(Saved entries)
* Begin *
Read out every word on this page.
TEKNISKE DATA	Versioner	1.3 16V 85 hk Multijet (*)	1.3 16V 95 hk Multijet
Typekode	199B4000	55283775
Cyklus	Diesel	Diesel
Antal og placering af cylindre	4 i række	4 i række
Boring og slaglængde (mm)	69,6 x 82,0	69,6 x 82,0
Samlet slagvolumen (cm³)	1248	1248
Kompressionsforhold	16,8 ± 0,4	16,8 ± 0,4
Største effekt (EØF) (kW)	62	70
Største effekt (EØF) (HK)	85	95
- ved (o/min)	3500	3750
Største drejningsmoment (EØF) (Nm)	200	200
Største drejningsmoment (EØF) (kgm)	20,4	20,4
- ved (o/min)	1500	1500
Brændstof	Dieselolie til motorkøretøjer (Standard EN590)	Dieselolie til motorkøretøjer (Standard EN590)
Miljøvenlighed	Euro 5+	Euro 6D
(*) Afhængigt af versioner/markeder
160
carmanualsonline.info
* End *
Take the data above and return it exactly.

Read out every word on this page.
TEKNISKE DATA	Versioner	1.3 16V 85 hk Multijet (*)	1.3 16V 95 hk Multijet
Typekode	199B4000	55283775
Cyklus	Diesel	Diesel
Antal og placering af cylindre	4 i række	4 i række
Boring og slaglængde (mm)	69,6 x 82,0	69,6 x 82,0
Samlet slagvolumen (cm³)	1248	1248
Kompressionsforhold	16,8 ± 0,4	16,8 ± 0,4
Største effekt (EØF) (kW)	62	70
Største effekt (EØF) (HK)	85	95
- ved (o/min)	3500	3750
Største drejningsmoment (EØF) (Nm)	200	200
Største drejningsmoment (EØF) (kgm)	20,4	20,4
- ved (o/min)	1500	1500
Brændstof	Dieselolie til motorkøretøjer (Standard EN590)	Dieselolie til motorkøretøjer (Standard EN590)
Miljøvenlighed	Euro 5+	Euro 6D
(*) Afhængigt af versioner/markeder
160
carmanualsonline.info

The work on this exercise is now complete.